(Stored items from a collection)
--

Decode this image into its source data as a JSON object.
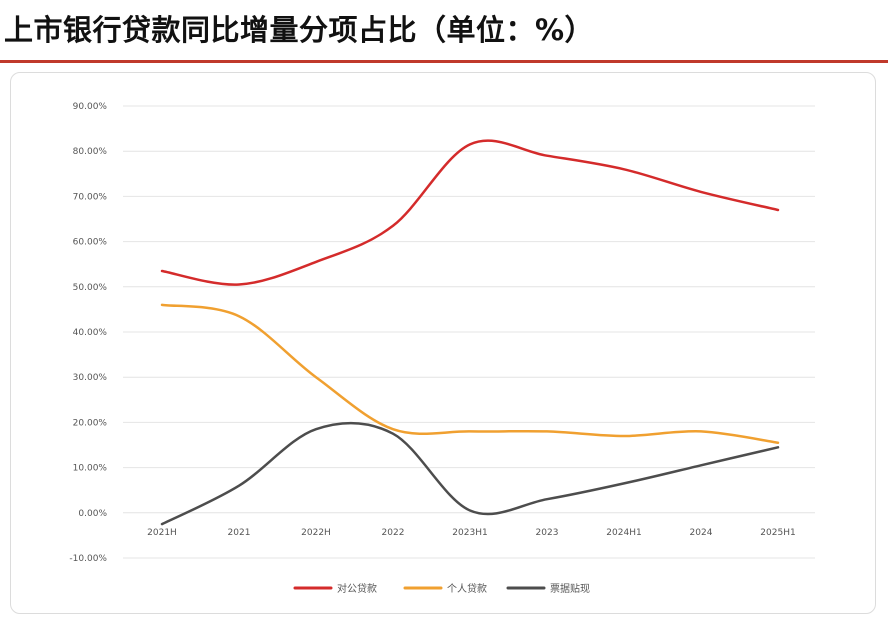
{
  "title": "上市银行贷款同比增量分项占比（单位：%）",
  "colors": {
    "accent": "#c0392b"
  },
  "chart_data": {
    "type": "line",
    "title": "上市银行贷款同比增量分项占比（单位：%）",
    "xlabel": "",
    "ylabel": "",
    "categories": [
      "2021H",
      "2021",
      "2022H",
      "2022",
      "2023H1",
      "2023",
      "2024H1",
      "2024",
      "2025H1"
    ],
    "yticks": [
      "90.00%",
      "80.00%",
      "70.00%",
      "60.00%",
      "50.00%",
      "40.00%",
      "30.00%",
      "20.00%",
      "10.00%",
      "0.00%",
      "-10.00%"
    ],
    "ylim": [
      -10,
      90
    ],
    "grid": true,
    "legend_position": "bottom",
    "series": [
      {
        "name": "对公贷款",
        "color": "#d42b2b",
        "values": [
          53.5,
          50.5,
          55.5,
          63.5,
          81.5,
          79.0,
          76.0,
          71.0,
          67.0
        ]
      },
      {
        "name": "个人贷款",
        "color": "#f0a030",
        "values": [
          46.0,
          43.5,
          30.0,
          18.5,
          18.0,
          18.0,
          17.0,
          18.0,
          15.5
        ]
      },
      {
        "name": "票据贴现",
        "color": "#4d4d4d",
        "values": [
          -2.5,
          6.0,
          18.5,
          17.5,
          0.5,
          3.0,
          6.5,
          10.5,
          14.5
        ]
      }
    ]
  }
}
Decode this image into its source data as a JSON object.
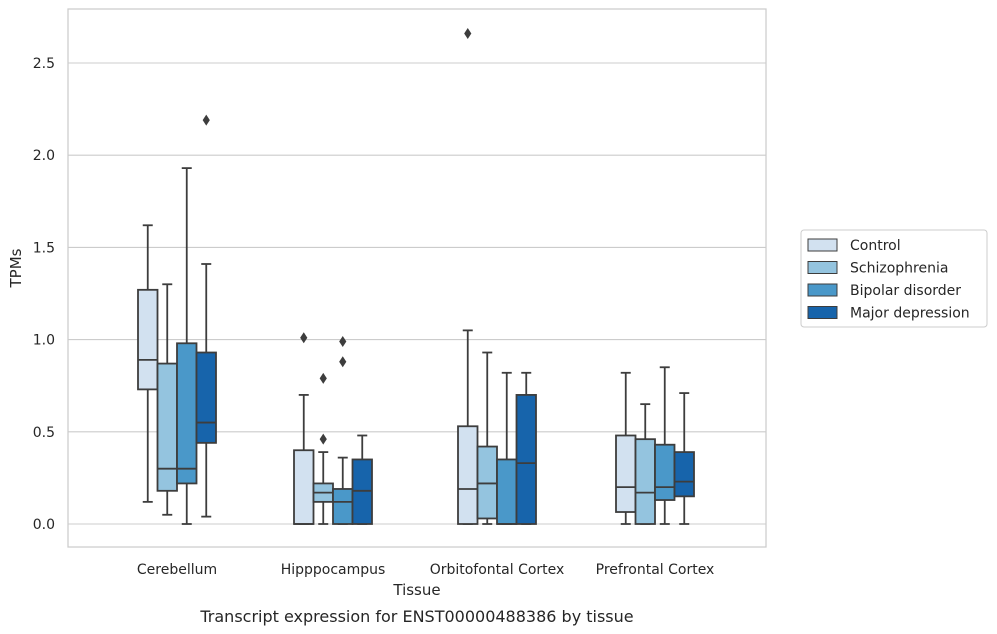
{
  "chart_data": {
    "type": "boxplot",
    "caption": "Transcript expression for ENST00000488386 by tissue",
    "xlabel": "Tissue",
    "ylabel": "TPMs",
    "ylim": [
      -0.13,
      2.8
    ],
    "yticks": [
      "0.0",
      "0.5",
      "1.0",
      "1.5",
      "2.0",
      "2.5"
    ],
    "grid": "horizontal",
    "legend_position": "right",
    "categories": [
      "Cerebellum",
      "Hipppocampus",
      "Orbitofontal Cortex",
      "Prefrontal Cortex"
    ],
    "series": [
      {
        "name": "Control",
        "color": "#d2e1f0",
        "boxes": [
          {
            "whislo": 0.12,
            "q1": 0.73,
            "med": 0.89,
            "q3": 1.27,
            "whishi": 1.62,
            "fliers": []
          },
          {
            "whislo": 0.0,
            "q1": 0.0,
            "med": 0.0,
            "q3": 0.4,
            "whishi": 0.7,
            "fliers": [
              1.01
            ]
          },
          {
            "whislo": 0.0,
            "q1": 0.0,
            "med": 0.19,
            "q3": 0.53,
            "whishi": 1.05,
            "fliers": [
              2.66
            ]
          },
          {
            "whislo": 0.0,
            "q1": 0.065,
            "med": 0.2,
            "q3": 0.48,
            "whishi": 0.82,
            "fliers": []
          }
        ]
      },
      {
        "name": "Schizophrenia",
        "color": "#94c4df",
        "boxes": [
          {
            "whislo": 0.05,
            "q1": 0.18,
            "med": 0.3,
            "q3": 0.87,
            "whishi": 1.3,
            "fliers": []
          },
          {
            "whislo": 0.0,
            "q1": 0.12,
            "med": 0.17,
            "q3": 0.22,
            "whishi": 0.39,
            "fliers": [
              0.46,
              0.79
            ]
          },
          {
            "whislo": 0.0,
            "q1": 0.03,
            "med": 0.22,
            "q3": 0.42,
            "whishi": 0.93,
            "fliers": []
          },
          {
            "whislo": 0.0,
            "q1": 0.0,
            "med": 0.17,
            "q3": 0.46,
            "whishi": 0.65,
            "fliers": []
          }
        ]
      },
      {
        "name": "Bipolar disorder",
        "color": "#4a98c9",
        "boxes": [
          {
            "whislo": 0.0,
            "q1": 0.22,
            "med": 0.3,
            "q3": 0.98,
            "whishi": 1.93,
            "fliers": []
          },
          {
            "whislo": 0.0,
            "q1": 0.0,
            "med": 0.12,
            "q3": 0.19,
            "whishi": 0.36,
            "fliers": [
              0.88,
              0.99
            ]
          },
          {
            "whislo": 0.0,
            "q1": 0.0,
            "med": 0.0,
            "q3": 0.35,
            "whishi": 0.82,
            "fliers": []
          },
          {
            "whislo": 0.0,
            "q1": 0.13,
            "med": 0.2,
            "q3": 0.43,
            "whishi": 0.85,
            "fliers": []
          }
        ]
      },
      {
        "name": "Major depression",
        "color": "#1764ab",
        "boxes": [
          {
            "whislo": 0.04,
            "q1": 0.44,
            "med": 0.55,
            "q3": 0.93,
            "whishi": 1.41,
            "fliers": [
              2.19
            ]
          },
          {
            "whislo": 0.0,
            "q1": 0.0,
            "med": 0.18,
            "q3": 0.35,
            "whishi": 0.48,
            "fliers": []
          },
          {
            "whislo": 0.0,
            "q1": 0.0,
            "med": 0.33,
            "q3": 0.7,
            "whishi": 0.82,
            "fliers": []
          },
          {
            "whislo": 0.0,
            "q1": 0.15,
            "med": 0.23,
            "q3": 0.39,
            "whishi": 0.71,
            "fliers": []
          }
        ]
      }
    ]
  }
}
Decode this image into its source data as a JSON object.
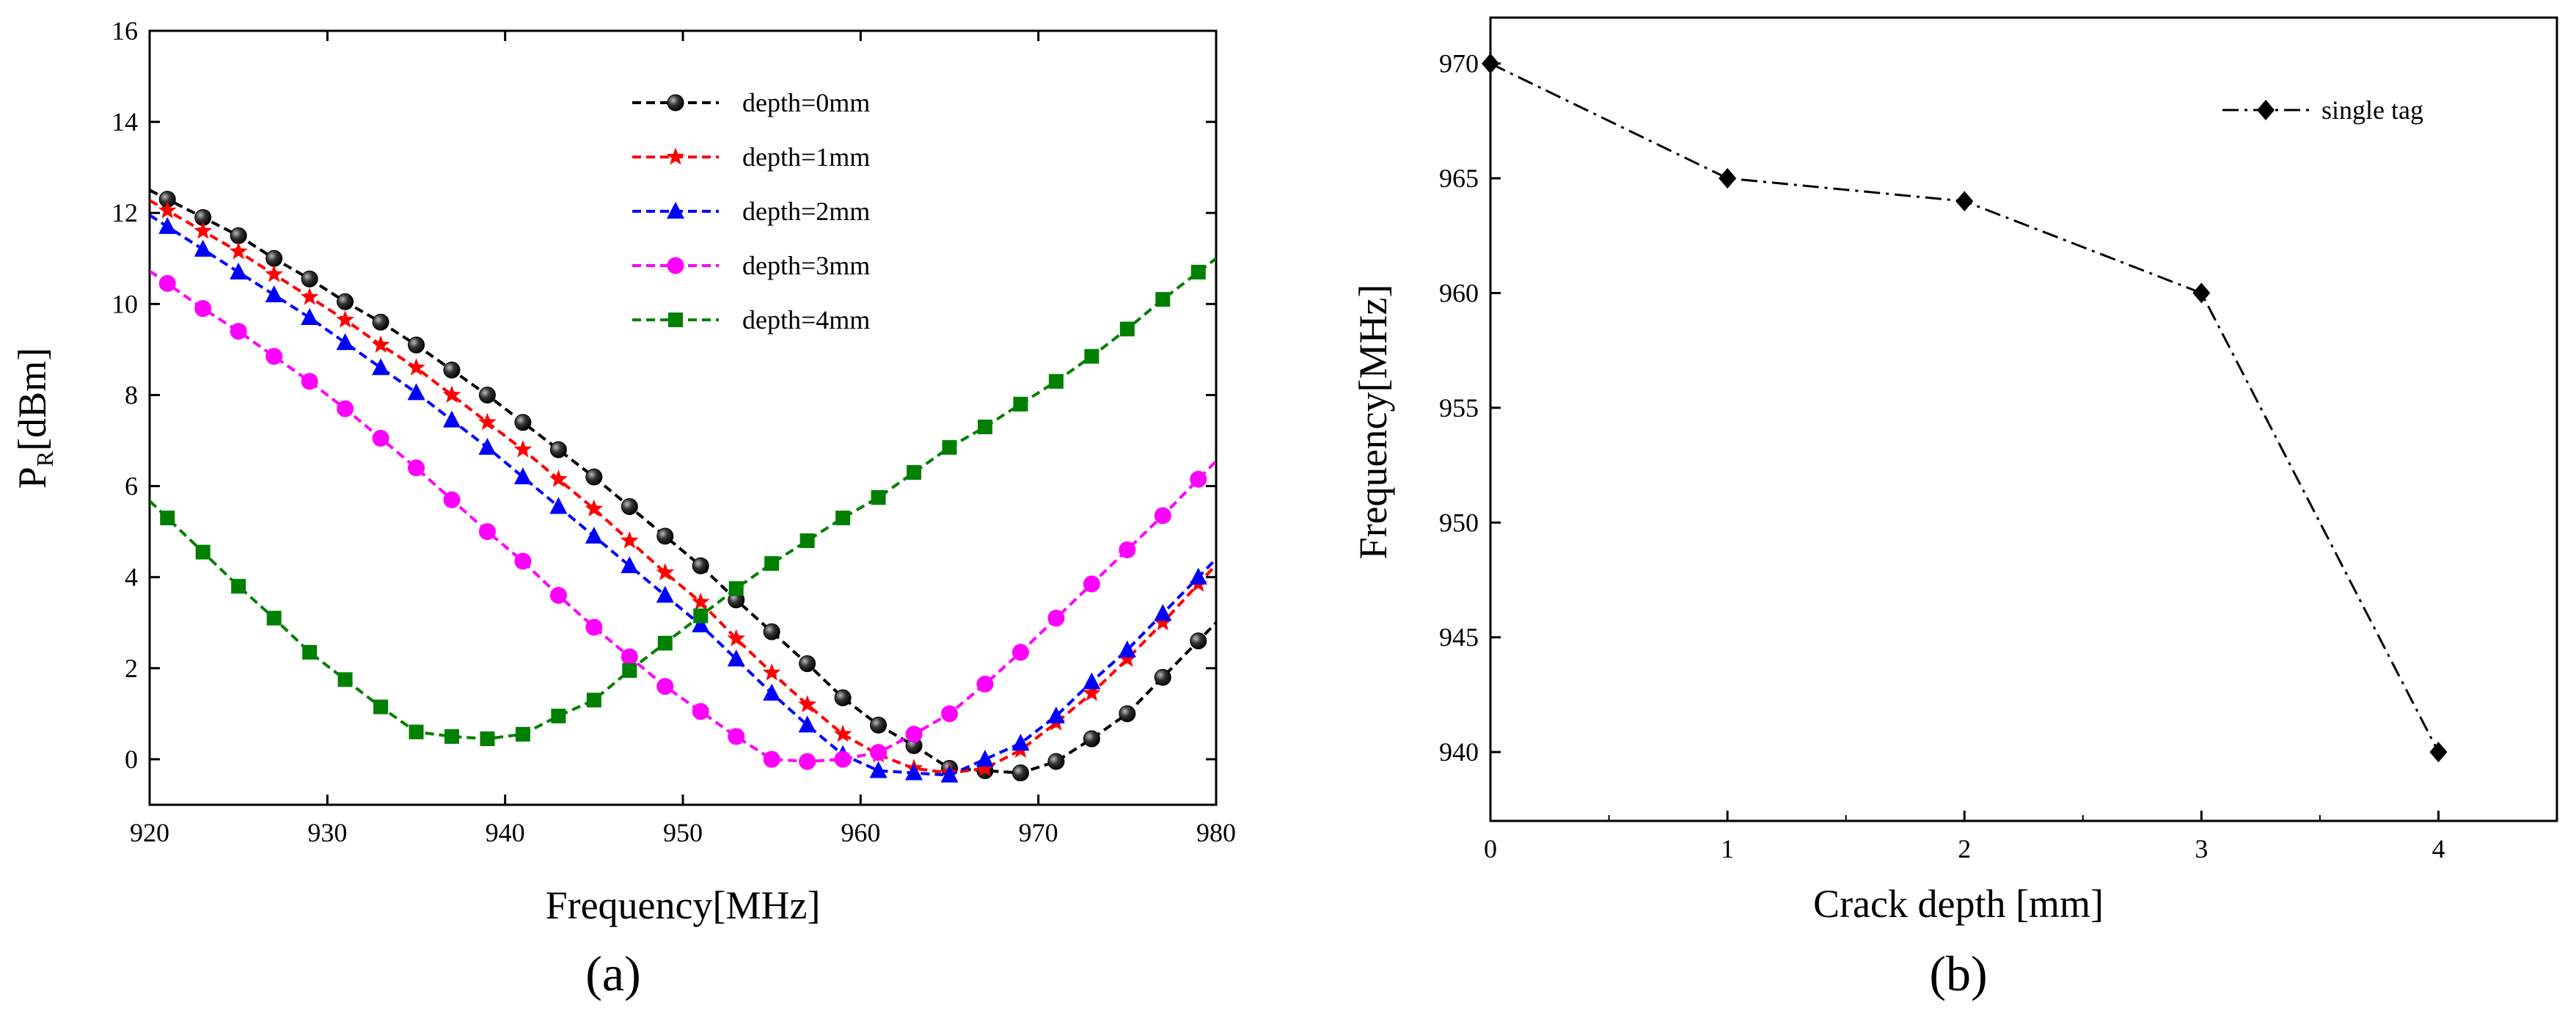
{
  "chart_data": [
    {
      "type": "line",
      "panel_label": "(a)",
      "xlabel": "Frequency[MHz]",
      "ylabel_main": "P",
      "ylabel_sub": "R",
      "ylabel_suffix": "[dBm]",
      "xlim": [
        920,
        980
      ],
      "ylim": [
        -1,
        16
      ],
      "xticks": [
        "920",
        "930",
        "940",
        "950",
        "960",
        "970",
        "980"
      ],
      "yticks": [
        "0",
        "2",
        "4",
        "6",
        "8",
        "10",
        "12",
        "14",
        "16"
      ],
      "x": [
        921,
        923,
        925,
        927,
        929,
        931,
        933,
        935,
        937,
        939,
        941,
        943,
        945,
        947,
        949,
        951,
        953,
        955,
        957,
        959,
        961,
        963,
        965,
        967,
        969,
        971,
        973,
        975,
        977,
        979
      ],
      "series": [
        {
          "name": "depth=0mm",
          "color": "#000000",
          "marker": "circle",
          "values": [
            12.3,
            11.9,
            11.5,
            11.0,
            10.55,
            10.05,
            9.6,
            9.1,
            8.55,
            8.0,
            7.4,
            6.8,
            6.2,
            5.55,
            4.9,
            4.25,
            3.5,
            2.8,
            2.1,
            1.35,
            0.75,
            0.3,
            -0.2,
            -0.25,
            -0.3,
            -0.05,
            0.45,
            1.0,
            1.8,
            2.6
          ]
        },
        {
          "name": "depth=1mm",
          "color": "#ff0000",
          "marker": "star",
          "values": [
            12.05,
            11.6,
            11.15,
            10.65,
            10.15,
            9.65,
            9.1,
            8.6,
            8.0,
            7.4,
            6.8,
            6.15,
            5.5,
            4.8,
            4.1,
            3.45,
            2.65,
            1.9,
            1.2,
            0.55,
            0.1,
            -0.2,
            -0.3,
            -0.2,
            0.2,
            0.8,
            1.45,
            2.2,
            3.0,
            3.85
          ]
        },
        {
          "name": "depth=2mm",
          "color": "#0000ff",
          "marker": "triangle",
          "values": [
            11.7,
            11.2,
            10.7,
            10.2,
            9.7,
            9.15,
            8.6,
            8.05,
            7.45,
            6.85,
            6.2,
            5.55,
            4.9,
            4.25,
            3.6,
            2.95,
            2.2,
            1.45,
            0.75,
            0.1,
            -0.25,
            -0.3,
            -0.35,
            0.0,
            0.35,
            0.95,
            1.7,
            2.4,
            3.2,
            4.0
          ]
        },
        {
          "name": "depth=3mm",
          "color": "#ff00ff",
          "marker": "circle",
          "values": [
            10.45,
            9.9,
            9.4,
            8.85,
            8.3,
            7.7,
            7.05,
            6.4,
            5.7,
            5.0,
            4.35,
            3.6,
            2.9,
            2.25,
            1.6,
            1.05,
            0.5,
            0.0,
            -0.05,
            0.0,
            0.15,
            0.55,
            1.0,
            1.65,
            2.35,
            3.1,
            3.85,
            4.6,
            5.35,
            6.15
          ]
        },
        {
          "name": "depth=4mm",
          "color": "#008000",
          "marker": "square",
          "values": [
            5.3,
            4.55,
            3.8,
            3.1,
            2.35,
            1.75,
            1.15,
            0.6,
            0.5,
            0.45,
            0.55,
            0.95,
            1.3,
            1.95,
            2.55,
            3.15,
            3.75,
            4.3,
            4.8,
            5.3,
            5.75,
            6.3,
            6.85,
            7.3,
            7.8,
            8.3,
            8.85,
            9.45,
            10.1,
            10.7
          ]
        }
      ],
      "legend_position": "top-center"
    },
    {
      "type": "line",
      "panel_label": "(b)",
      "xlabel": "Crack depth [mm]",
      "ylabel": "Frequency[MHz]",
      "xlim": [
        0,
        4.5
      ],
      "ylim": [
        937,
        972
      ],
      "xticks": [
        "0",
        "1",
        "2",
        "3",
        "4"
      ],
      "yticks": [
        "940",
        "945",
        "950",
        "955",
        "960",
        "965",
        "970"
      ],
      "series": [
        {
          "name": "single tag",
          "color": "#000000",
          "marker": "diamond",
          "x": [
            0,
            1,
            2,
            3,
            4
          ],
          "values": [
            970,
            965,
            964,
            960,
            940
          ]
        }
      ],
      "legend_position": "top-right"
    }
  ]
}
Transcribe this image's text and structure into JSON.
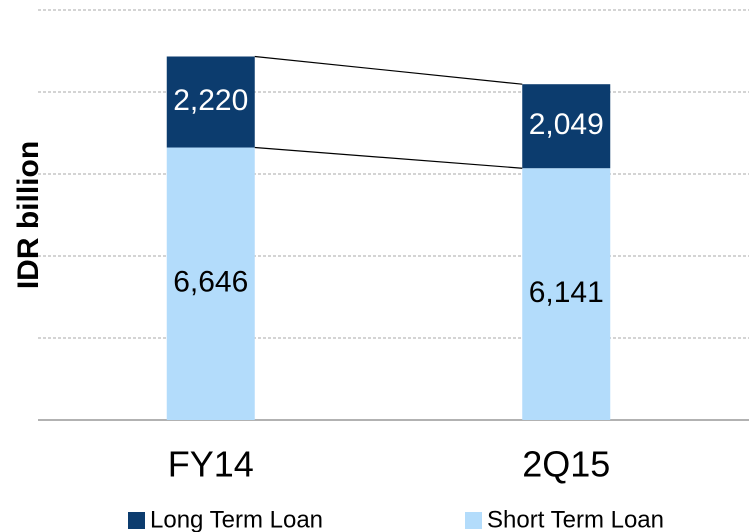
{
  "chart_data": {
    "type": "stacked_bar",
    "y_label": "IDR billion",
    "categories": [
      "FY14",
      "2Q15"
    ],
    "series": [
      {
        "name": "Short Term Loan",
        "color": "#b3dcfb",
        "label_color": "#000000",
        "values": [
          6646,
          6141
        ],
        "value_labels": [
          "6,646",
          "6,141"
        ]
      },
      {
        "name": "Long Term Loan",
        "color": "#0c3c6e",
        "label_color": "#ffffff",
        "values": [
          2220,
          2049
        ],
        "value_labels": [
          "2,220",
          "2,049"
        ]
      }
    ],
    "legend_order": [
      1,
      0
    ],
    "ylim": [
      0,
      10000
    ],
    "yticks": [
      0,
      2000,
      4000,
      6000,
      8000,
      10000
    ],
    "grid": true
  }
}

--

- **PROBLEM DESCRIPTION**:
Leave the pictures out. Extract exactly the lines running from the one with "Transcribe this image's" through the last entry, both ends included.

- **OUTPUT BELOW**:
Transcribe this image's text and structure into JSON.
{
  "chart_data": {
    "type": "stacked_bar",
    "y_label": "IDR billion",
    "categories": [
      "FY14",
      "2Q15"
    ],
    "series": [
      {
        "name": "Short Term Loan",
        "color": "#b3dcfb",
        "label_color": "#000000",
        "values": [
          6646,
          6141
        ],
        "value_labels": [
          "6,646",
          "6,141"
        ]
      },
      {
        "name": "Long Term Loan",
        "color": "#0c3c6e",
        "label_color": "#ffffff",
        "values": [
          2220,
          2049
        ],
        "value_labels": [
          "2,220",
          "2,049"
        ]
      }
    ],
    "legend_order": [
      1,
      0
    ],
    "ylim": [
      0,
      10000
    ],
    "yticks": [
      0,
      2000,
      4000,
      6000,
      8000,
      10000
    ],
    "grid": true
  }
}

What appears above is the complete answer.